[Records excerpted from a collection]
★ ★ ★ ★

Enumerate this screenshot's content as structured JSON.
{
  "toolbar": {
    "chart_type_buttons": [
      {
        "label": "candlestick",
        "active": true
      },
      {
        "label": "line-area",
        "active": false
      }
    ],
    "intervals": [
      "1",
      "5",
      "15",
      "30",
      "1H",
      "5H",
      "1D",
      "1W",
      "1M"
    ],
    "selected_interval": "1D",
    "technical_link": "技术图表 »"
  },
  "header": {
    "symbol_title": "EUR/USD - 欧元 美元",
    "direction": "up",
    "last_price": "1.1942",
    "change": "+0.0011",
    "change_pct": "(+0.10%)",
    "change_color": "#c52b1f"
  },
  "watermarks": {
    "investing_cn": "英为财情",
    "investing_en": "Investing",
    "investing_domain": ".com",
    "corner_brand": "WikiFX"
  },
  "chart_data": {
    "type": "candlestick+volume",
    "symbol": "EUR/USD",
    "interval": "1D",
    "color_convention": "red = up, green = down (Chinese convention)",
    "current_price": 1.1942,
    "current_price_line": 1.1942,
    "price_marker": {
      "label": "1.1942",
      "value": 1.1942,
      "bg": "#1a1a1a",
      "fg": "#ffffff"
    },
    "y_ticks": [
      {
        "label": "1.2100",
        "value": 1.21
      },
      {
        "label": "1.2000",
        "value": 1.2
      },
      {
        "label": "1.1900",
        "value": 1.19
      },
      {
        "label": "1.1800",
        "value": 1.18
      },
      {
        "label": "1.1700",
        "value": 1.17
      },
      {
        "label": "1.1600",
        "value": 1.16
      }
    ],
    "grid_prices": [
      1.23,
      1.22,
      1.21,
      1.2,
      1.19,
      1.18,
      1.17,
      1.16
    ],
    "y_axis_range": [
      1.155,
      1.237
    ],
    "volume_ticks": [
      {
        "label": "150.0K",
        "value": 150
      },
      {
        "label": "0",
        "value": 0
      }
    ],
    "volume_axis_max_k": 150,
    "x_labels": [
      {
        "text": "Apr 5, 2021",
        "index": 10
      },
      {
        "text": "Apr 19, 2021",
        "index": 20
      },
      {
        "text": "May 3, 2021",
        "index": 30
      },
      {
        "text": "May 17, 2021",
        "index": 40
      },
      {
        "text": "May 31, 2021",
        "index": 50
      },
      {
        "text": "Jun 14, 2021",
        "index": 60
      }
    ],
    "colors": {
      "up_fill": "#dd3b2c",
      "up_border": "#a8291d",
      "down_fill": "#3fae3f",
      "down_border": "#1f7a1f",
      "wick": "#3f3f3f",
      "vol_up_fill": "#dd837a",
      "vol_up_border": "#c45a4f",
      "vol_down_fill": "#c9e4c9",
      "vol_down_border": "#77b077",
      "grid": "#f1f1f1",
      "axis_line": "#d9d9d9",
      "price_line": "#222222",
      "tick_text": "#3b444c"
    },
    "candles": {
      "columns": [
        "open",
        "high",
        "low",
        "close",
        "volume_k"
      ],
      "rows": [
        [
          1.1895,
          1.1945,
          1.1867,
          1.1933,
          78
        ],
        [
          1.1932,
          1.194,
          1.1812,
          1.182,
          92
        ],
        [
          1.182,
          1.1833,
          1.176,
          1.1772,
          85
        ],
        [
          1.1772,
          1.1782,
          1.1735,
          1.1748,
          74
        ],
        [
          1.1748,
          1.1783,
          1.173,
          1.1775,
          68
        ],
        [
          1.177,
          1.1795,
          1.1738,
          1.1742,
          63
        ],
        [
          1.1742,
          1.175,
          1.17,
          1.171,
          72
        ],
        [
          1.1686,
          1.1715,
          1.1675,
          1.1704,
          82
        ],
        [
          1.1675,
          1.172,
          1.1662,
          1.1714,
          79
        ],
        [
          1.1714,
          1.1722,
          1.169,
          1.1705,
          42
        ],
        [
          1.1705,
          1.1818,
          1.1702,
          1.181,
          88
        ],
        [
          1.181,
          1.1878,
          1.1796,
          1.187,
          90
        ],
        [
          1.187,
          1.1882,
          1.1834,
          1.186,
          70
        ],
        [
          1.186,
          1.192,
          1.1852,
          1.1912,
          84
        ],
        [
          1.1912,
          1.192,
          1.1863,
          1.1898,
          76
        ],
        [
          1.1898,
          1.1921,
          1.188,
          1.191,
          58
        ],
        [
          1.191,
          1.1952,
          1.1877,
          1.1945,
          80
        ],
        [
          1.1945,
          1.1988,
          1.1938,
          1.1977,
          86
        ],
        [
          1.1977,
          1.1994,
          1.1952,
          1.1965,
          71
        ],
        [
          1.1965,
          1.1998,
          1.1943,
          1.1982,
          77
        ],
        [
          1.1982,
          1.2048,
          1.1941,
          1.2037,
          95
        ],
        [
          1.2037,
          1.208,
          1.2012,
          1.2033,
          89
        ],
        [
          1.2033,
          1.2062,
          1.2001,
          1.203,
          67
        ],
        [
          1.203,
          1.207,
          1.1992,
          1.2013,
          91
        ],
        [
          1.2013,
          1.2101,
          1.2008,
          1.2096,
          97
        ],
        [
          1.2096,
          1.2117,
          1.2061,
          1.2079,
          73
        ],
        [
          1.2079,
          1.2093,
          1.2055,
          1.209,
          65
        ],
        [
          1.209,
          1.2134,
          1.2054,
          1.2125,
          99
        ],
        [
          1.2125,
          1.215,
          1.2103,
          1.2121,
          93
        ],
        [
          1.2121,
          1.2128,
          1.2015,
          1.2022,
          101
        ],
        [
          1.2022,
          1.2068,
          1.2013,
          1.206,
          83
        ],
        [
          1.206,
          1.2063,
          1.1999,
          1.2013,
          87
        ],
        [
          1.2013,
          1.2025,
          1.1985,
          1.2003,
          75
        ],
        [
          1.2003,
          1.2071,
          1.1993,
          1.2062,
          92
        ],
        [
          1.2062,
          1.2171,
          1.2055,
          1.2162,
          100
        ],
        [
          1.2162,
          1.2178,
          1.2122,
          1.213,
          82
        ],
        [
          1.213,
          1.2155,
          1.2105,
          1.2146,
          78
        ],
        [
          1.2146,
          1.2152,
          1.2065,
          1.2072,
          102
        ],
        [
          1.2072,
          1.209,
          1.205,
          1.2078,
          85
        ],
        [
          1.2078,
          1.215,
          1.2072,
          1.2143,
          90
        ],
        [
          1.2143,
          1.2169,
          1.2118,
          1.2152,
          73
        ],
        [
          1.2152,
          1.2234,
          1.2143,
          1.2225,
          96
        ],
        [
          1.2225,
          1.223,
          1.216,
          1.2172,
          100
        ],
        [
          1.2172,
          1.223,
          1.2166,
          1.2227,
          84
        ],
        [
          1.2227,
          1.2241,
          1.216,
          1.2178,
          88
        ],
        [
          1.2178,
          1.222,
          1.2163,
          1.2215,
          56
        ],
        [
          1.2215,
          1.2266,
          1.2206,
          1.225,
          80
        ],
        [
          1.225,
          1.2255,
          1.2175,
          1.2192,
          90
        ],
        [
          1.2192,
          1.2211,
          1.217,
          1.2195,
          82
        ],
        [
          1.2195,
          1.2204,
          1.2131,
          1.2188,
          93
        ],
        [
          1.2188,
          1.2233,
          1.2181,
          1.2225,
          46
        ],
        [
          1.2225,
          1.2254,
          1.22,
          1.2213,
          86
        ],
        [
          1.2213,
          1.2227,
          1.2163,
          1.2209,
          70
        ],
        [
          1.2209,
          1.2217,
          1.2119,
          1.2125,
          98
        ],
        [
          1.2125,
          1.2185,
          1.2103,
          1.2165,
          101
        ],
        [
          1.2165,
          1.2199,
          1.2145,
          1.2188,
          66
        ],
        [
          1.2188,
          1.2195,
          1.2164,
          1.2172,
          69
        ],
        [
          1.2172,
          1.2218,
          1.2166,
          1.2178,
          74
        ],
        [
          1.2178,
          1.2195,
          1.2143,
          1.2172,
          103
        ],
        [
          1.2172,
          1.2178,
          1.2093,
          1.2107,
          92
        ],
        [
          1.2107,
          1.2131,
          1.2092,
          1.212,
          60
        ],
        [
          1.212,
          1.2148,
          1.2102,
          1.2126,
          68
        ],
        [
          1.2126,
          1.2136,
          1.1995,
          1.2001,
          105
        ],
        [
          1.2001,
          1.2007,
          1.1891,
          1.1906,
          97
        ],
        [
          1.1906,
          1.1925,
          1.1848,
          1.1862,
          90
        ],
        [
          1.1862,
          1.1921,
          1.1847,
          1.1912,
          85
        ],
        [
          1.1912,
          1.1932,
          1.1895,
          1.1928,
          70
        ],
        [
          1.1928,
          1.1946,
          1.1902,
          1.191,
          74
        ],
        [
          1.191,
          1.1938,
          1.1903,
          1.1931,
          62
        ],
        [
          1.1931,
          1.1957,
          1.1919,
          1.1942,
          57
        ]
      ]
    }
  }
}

★ ★ ★ ★

What to do: Copy every line above that holds the word "value".

Complete answer:
      "value": 1.1942,
        "value": 1.21
        "value": 1.2
        "value": 1.19
        "value": 1.18
        "value": 1.17
        "value": 1.16
        "value": 150
        "value": 0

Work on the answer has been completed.